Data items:
§

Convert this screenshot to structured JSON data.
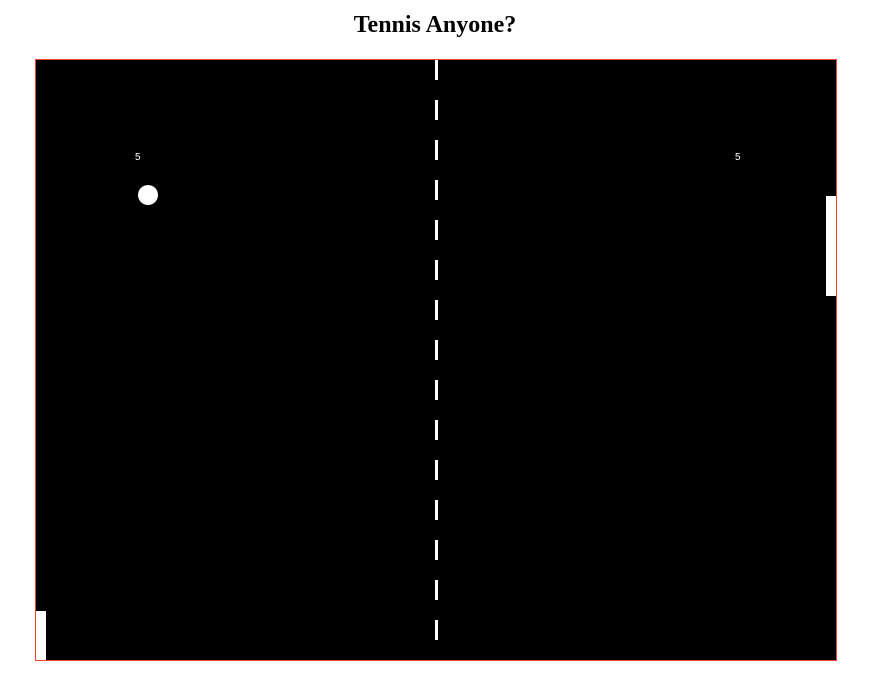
{
  "page": {
    "title": "Tennis Anyone?"
  },
  "game": {
    "score_left": "5",
    "score_right": "5",
    "colors": {
      "court": "#000000",
      "border": "#e8472e",
      "foreground": "#ffffff"
    }
  }
}
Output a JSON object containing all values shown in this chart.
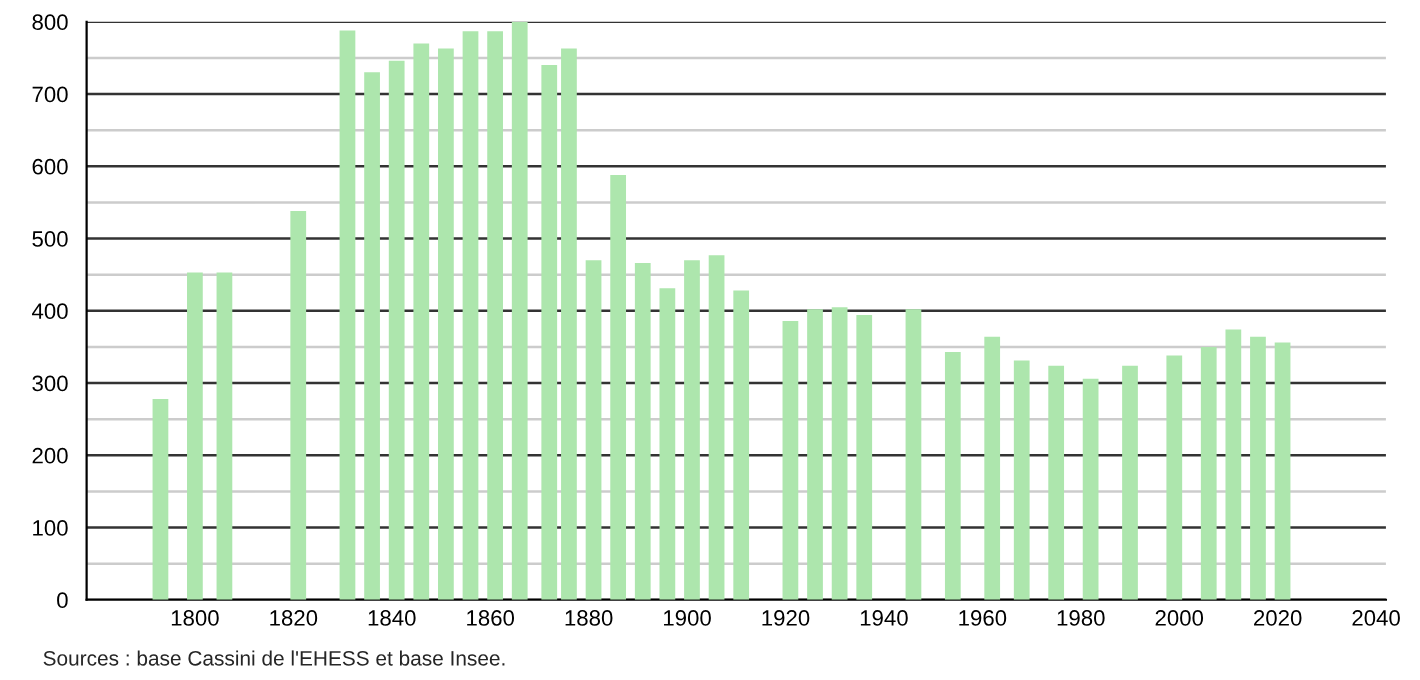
{
  "chart_data": {
    "type": "bar",
    "x": [
      1793,
      1800,
      1806,
      1821,
      1831,
      1836,
      1841,
      1846,
      1851,
      1856,
      1861,
      1866,
      1872,
      1876,
      1881,
      1886,
      1891,
      1896,
      1901,
      1906,
      1911,
      1921,
      1926,
      1931,
      1936,
      1946,
      1954,
      1962,
      1968,
      1975,
      1982,
      1990,
      1999,
      2006,
      2011,
      2016,
      2021
    ],
    "values": [
      278,
      453,
      453,
      538,
      788,
      730,
      746,
      770,
      763,
      787,
      787,
      800,
      740,
      763,
      470,
      588,
      466,
      431,
      470,
      477,
      428,
      386,
      402,
      405,
      394,
      402,
      343,
      364,
      331,
      324,
      306,
      324,
      338,
      350,
      374,
      364,
      356
    ],
    "color": "#ade6ad",
    "xlim": [
      1778,
      2042
    ],
    "xticks": [
      1800,
      1820,
      1840,
      1860,
      1880,
      1900,
      1920,
      1940,
      1960,
      1980,
      2000,
      2020,
      2040
    ],
    "ylim": [
      0,
      800
    ],
    "yticks": [
      0,
      {
        "value": 50,
        "label": null
      },
      100,
      {
        "value": 150,
        "label": null
      },
      200,
      {
        "value": 250,
        "label": null
      },
      300,
      {
        "value": 350,
        "label": null
      },
      400,
      {
        "value": 450,
        "label": null
      },
      500,
      {
        "value": 550,
        "label": null
      },
      600,
      {
        "value": 650,
        "label": null
      },
      700,
      {
        "value": 750,
        "label": null
      },
      800
    ],
    "grid": "y",
    "annotations": [
      "Sources : base Cassini de l'EHESS et base Insee."
    ]
  }
}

§

- **Work to complete**
All of the records above must be copied exactly, except for the pictures.

- **Correct result**
Convert this screenshot to structured JSON data.
{
  "page": {
    "title": "Tennis Anyone?"
  },
  "game": {
    "score_left": "5",
    "score_right": "5",
    "colors": {
      "court": "#000000",
      "border": "#e8472e",
      "foreground": "#ffffff"
    }
  }
}
Output a JSON object containing all values shown in this chart.
{
  "chart_data": {
    "type": "bar",
    "x": [
      1793,
      1800,
      1806,
      1821,
      1831,
      1836,
      1841,
      1846,
      1851,
      1856,
      1861,
      1866,
      1872,
      1876,
      1881,
      1886,
      1891,
      1896,
      1901,
      1906,
      1911,
      1921,
      1926,
      1931,
      1936,
      1946,
      1954,
      1962,
      1968,
      1975,
      1982,
      1990,
      1999,
      2006,
      2011,
      2016,
      2021
    ],
    "values": [
      278,
      453,
      453,
      538,
      788,
      730,
      746,
      770,
      763,
      787,
      787,
      800,
      740,
      763,
      470,
      588,
      466,
      431,
      470,
      477,
      428,
      386,
      402,
      405,
      394,
      402,
      343,
      364,
      331,
      324,
      306,
      324,
      338,
      350,
      374,
      364,
      356
    ],
    "color": "#ade6ad",
    "xlim": [
      1778,
      2042
    ],
    "xticks": [
      1800,
      1820,
      1840,
      1860,
      1880,
      1900,
      1920,
      1940,
      1960,
      1980,
      2000,
      2020,
      2040
    ],
    "ylim": [
      0,
      800
    ],
    "yticks": [
      0,
      {
        "value": 50,
        "label": null
      },
      100,
      {
        "value": 150,
        "label": null
      },
      200,
      {
        "value": 250,
        "label": null
      },
      300,
      {
        "value": 350,
        "label": null
      },
      400,
      {
        "value": 450,
        "label": null
      },
      500,
      {
        "value": 550,
        "label": null
      },
      600,
      {
        "value": 650,
        "label": null
      },
      700,
      {
        "value": 750,
        "label": null
      },
      800
    ],
    "grid": "y",
    "annotations": [
      "Sources : base Cassini de l'EHESS et base Insee."
    ]
  }
}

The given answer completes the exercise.